» **Requirement**
Every record below should be printed exactly as given.

Records excerpted from a collection
--
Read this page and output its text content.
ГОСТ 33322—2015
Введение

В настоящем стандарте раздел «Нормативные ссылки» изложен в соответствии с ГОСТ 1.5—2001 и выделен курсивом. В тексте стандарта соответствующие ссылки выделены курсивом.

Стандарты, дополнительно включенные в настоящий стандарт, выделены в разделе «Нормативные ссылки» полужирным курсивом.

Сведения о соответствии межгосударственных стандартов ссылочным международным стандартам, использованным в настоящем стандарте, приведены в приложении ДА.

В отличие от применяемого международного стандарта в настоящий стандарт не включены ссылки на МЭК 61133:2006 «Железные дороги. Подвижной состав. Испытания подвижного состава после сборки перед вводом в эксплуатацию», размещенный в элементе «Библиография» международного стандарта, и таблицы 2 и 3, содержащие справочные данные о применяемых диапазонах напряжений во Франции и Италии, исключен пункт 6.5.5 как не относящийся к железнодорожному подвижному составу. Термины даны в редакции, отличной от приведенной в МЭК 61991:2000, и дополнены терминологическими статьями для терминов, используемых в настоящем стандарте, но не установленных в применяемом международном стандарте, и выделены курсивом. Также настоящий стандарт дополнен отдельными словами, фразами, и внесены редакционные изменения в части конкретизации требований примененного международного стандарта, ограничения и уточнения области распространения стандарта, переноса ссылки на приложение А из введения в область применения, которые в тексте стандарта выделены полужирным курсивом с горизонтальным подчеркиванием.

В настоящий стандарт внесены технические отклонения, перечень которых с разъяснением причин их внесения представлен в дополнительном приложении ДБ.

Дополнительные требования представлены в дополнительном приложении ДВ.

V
--
» **Solution for this problem**
Read this page and output its text content.
ГОСТ 33322—2015
Введение

В настоящем стандарте раздел «Нормативные ссылки» изложен в соответствии с ГОСТ 1.5—2001 и выделен курсивом. В тексте стандарта соответствующие ссылки выделены курсивом.

Стандарты, дополнительно включенные в настоящий стандарт, выделены в разделе «Нормативные ссылки» полужирным курсивом.

Сведения о соответствии межгосударственных стандартов ссылочным международным стандартам, использованным в настоящем стандарте, приведены в приложении ДА.

В отличие от применяемого международного стандарта в настоящий стандарт не включены ссылки на МЭК 61133:2006 «Железные дороги. Подвижной состав. Испытания подвижного состава после сборки перед вводом в эксплуатацию», размещенный в элементе «Библиография» международного стандарта, и таблицы 2 и 3, содержащие справочные данные о применяемых диапазонах напряжений во Франции и Италии, исключен пункт 6.5.5 как не относящийся к железнодорожному подвижному составу. Термины даны в редакции, отличной от приведенной в МЭК 61991:2000, и дополнены терминологическими статьями для терминов, используемых в настоящем стандарте, но не установленных в применяемом международном стандарте, и выделены курсивом. Также настоящий стандарт дополнен отдельными словами, фразами, и внесены редакционные изменения в части конкретизации требований примененного международного стандарта, ограничения и уточнения области распространения стандарта, переноса ссылки на приложение А из введения в область применения, которые в тексте стандарта выделены полужирным курсивом с горизонтальным подчеркиванием.

В настоящий стандарт внесены технические отклонения, перечень которых с разъяснением причин их внесения представлен в дополнительном приложении ДБ.

Дополнительные требования представлены в дополнительном приложении ДВ.

V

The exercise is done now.